→ Stored data

>>>

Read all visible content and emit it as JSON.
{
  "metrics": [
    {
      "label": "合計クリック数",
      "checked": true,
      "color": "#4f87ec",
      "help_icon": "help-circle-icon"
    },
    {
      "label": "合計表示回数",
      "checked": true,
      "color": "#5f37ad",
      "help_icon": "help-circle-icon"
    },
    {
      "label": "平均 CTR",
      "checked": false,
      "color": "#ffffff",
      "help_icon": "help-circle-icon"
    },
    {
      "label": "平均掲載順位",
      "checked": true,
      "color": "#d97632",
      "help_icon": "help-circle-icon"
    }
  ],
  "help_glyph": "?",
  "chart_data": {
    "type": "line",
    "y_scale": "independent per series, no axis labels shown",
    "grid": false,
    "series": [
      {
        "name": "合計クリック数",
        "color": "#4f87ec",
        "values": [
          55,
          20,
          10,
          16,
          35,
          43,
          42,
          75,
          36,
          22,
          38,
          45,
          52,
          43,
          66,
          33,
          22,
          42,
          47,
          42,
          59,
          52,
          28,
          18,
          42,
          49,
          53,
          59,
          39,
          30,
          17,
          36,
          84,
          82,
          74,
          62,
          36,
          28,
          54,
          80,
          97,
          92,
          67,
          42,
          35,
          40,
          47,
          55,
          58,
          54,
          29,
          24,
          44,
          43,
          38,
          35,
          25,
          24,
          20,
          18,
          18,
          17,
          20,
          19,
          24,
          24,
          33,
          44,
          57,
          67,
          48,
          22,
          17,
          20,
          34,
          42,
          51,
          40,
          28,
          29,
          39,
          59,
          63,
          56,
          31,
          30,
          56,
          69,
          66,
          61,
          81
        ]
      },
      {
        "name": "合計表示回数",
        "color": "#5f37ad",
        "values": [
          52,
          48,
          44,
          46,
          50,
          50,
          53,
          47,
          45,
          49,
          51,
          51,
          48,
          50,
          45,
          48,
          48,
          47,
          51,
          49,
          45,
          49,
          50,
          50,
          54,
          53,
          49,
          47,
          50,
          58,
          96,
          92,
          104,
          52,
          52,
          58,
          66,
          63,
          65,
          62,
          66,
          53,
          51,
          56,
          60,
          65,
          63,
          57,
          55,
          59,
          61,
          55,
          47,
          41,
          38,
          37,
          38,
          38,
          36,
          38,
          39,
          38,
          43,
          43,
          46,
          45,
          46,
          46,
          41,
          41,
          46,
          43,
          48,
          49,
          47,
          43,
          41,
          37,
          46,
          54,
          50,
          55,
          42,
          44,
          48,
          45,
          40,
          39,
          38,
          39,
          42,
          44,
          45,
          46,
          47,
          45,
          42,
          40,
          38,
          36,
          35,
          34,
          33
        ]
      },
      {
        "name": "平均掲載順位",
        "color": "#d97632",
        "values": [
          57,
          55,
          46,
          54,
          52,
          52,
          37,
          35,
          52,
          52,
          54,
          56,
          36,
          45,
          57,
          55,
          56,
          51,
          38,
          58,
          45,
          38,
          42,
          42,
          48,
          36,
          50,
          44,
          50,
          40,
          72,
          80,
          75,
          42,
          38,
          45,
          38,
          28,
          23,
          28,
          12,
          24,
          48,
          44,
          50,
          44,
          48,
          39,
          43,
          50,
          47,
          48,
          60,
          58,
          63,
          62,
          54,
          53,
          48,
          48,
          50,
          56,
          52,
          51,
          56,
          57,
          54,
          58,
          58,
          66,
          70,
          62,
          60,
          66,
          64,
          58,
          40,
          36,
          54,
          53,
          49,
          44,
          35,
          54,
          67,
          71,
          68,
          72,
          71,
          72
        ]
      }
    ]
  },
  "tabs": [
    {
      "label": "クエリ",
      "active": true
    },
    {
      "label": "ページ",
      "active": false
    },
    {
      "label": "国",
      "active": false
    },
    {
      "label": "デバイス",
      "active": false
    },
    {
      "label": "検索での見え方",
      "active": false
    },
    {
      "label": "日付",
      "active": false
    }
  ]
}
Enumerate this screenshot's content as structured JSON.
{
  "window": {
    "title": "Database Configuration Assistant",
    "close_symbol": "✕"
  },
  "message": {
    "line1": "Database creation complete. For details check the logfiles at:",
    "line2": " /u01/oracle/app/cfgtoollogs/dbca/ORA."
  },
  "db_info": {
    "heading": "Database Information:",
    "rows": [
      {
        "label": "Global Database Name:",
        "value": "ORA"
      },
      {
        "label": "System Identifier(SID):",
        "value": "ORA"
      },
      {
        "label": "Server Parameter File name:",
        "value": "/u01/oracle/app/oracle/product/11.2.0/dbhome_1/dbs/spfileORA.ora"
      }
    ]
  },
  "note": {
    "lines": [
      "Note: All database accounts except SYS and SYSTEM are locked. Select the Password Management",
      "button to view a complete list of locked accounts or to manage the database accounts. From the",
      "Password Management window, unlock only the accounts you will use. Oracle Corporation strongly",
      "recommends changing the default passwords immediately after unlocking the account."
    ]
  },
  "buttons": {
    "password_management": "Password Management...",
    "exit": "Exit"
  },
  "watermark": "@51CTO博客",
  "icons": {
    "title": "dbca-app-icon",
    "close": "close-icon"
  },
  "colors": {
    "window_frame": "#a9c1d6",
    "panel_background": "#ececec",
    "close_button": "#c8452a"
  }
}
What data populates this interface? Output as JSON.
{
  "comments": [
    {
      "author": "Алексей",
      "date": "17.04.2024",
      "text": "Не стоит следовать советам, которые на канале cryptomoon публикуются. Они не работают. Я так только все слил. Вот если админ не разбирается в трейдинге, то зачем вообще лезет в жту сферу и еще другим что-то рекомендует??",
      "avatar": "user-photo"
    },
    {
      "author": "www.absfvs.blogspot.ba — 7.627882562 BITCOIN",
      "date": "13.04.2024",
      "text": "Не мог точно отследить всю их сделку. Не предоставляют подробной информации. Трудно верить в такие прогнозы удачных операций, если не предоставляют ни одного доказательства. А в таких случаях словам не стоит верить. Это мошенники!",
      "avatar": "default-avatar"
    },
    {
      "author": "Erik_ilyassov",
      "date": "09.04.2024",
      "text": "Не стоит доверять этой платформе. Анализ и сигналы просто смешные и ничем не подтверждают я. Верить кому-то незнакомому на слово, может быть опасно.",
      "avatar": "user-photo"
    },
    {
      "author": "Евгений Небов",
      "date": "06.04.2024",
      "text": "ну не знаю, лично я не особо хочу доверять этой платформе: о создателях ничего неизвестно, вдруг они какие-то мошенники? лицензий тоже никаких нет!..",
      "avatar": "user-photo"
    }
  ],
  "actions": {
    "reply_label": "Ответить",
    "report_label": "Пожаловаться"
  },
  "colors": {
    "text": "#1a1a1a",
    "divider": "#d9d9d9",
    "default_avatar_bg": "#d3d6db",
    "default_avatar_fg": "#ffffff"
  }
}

<<<

→ Required task
Please give back all of the records exactly as written.

→ Correct response
Read all visible content and emit it as JSON.
{
  "metrics": [
    {
      "label": "合計クリック数",
      "checked": true,
      "color": "#4f87ec",
      "help_icon": "help-circle-icon"
    },
    {
      "label": "合計表示回数",
      "checked": true,
      "color": "#5f37ad",
      "help_icon": "help-circle-icon"
    },
    {
      "label": "平均 CTR",
      "checked": false,
      "color": "#ffffff",
      "help_icon": "help-circle-icon"
    },
    {
      "label": "平均掲載順位",
      "checked": true,
      "color": "#d97632",
      "help_icon": "help-circle-icon"
    }
  ],
  "help_glyph": "?",
  "chart_data": {
    "type": "line",
    "y_scale": "independent per series, no axis labels shown",
    "grid": false,
    "series": [
      {
        "name": "合計クリック数",
        "color": "#4f87ec",
        "values": [
          55,
          20,
          10,
          16,
          35,
          43,
          42,
          75,
          36,
          22,
          38,
          45,
          52,
          43,
          66,
          33,
          22,
          42,
          47,
          42,
          59,
          52,
          28,
          18,
          42,
          49,
          53,
          59,
          39,
          30,
          17,
          36,
          84,
          82,
          74,
          62,
          36,
          28,
          54,
          80,
          97,
          92,
          67,
          42,
          35,
          40,
          47,
          55,
          58,
          54,
          29,
          24,
          44,
          43,
          38,
          35,
          25,
          24,
          20,
          18,
          18,
          17,
          20,
          19,
          24,
          24,
          33,
          44,
          57,
          67,
          48,
          22,
          17,
          20,
          34,
          42,
          51,
          40,
          28,
          29,
          39,
          59,
          63,
          56,
          31,
          30,
          56,
          69,
          66,
          61,
          81
        ]
      },
      {
        "name": "合計表示回数",
        "color": "#5f37ad",
        "values": [
          52,
          48,
          44,
          46,
          50,
          50,
          53,
          47,
          45,
          49,
          51,
          51,
          48,
          50,
          45,
          48,
          48,
          47,
          51,
          49,
          45,
          49,
          50,
          50,
          54,
          53,
          49,
          47,
          50,
          58,
          96,
          92,
          104,
          52,
          52,
          58,
          66,
          63,
          65,
          62,
          66,
          53,
          51,
          56,
          60,
          65,
          63,
          57,
          55,
          59,
          61,
          55,
          47,
          41,
          38,
          37,
          38,
          38,
          36,
          38,
          39,
          38,
          43,
          43,
          46,
          45,
          46,
          46,
          41,
          41,
          46,
          43,
          48,
          49,
          47,
          43,
          41,
          37,
          46,
          54,
          50,
          55,
          42,
          44,
          48,
          45,
          40,
          39,
          38,
          39,
          42,
          44,
          45,
          46,
          47,
          45,
          42,
          40,
          38,
          36,
          35,
          34,
          33
        ]
      },
      {
        "name": "平均掲載順位",
        "color": "#d97632",
        "values": [
          57,
          55,
          46,
          54,
          52,
          52,
          37,
          35,
          52,
          52,
          54,
          56,
          36,
          45,
          57,
          55,
          56,
          51,
          38,
          58,
          45,
          38,
          42,
          42,
          48,
          36,
          50,
          44,
          50,
          40,
          72,
          80,
          75,
          42,
          38,
          45,
          38,
          28,
          23,
          28,
          12,
          24,
          48,
          44,
          50,
          44,
          48,
          39,
          43,
          50,
          47,
          48,
          60,
          58,
          63,
          62,
          54,
          53,
          48,
          48,
          50,
          56,
          52,
          51,
          56,
          57,
          54,
          58,
          58,
          66,
          70,
          62,
          60,
          66,
          64,
          58,
          40,
          36,
          54,
          53,
          49,
          44,
          35,
          54,
          67,
          71,
          68,
          72,
          71,
          72
        ]
      }
    ]
  },
  "tabs": [
    {
      "label": "クエリ",
      "active": true
    },
    {
      "label": "ページ",
      "active": false
    },
    {
      "label": "国",
      "active": false
    },
    {
      "label": "デバイス",
      "active": false
    },
    {
      "label": "検索での見え方",
      "active": false
    },
    {
      "label": "日付",
      "active": false
    }
  ]
}
Enumerate this screenshot's content as structured JSON.
{
  "window": {
    "title": "Database Configuration Assistant",
    "close_symbol": "✕"
  },
  "message": {
    "line1": "Database creation complete. For details check the logfiles at:",
    "line2": " /u01/oracle/app/cfgtoollogs/dbca/ORA."
  },
  "db_info": {
    "heading": "Database Information:",
    "rows": [
      {
        "label": "Global Database Name:",
        "value": "ORA"
      },
      {
        "label": "System Identifier(SID):",
        "value": "ORA"
      },
      {
        "label": "Server Parameter File name:",
        "value": "/u01/oracle/app/oracle/product/11.2.0/dbhome_1/dbs/spfileORA.ora"
      }
    ]
  },
  "note": {
    "lines": [
      "Note: All database accounts except SYS and SYSTEM are locked. Select the Password Management",
      "button to view a complete list of locked accounts or to manage the database accounts. From the",
      "Password Management window, unlock only the accounts you will use. Oracle Corporation strongly",
      "recommends changing the default passwords immediately after unlocking the account."
    ]
  },
  "buttons": {
    "password_management": "Password Management...",
    "exit": "Exit"
  },
  "watermark": "@51CTO博客",
  "icons": {
    "title": "dbca-app-icon",
    "close": "close-icon"
  },
  "colors": {
    "window_frame": "#a9c1d6",
    "panel_background": "#ececec",
    "close_button": "#c8452a"
  }
}
What data populates this interface? Output as JSON.
{
  "comments": [
    {
      "author": "Алексей",
      "date": "17.04.2024",
      "text": "Не стоит следовать советам, которые на канале cryptomoon публикуются. Они не работают. Я так только все слил. Вот если админ не разбирается в трейдинге, то зачем вообще лезет в жту сферу и еще другим что-то рекомендует??",
      "avatar": "user-photo"
    },
    {
      "author": "www.absfvs.blogspot.ba — 7.627882562 BITCOIN",
      "date": "13.04.2024",
      "text": "Не мог точно отследить всю их сделку. Не предоставляют подробной информации. Трудно верить в такие прогнозы удачных операций, если не предоставляют ни одного доказательства. А в таких случаях словам не стоит верить. Это мошенники!",
      "avatar": "default-avatar"
    },
    {
      "author": "Erik_ilyassov",
      "date": "09.04.2024",
      "text": "Не стоит доверять этой платформе. Анализ и сигналы просто смешные и ничем не подтверждают я. Верить кому-то незнакомому на слово, может быть опасно.",
      "avatar": "user-photo"
    },
    {
      "author": "Евгений Небов",
      "date": "06.04.2024",
      "text": "ну не знаю, лично я не особо хочу доверять этой платформе: о создателях ничего неизвестно, вдруг они какие-то мошенники? лицензий тоже никаких нет!..",
      "avatar": "user-photo"
    }
  ],
  "actions": {
    "reply_label": "Ответить",
    "report_label": "Пожаловаться"
  },
  "colors": {
    "text": "#1a1a1a",
    "divider": "#d9d9d9",
    "default_avatar_bg": "#d3d6db",
    "default_avatar_fg": "#ffffff"
  }
}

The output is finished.